OBJECTIVE:
Without the pictures, set down every line of the data exactly.

DATA LINES:
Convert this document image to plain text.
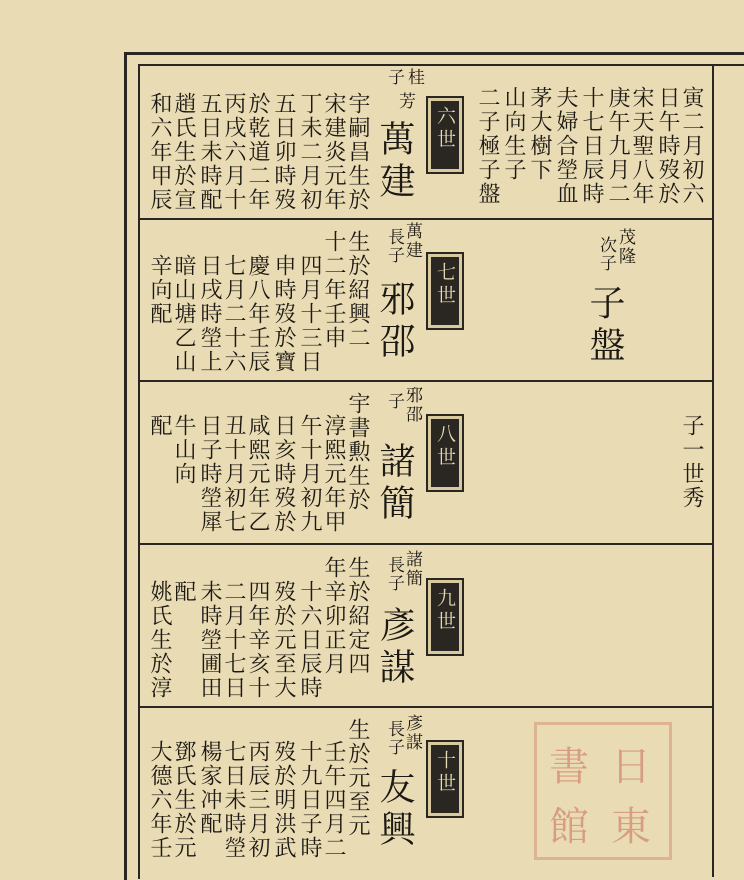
子 桂
芳
六世
萬建
宇嗣昌生於
宋建炎元年
丁未二月初
五日卯時歿
於乾道二年
丙戌六月十
五日未時配
趙氏生於宣
和六年甲辰	寅二月初六
日午時歿於
宋天聖八年
庚午九月二
十七日辰時
夫婦合塋血
茅大樹下
山向生子
二子極子盤
長
萬建
子
七世
邪邵
生於紹興二
十二年壬申
四月十三日
申時歿於寶
慶八年壬辰
七月二十六
日戌時塋上
暗山塘乙山
辛向配
次 茂隆
子
子盤
子
邪邵
八世
諸簡
宇書勲生於
淳熙元年甲
午十月初九
日亥時歿於
咸熙元年乙
丑十月初七
日子時塋犀
牛山向
配	子一世秀
長
諸簡
子
九世
彥謀
生於紹定四
年辛卯正月
十六日辰時
歿於元至大
四年辛亥十
二月十七日
未時塋圃田
配
姚氏生於淳
長
彥謀
子
十世
友興
生於元至元
壬午四月二
十九日子時
歿於明洪武
丙辰三月初
七日未時塋
楊家冲配
鄧氏生於元
大德六年壬	書
館
日
東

OUTPUT BELOW:
Convert this document image to plain text.
子 桂
芳
六世
萬建
宇嗣昌生於
宋建炎元年
丁未二月初
五日卯時歿
於乾道二年
丙戌六月十
五日未時配
趙氏生於宣
和六年甲辰	寅二月初六
日午時歿於
宋天聖八年
庚午九月二
十七日辰時
夫婦合塋血
茅大樹下
山向生子
二子極子盤
長
萬建
子
七世
邪邵
生於紹興二
十二年壬申
四月十三日
申時歿於寶
慶八年壬辰
七月二十六
日戌時塋上
暗山塘乙山
辛向配
次 茂隆
子
子盤
子
邪邵
八世
諸簡
宇書勲生於
淳熙元年甲
午十月初九
日亥時歿於
咸熙元年乙
丑十月初七
日子時塋犀
牛山向
配	子一世秀
長
諸簡
子
九世
彥謀
生於紹定四
年辛卯正月
十六日辰時
歿於元至大
四年辛亥十
二月十七日
未時塋圃田
配
姚氏生於淳
長
彥謀
子
十世
友興
生於元至元
壬午四月二
十九日子時
歿於明洪武
丙辰三月初
七日未時塋
楊家冲配
鄧氏生於元
大德六年壬	書
館
日
東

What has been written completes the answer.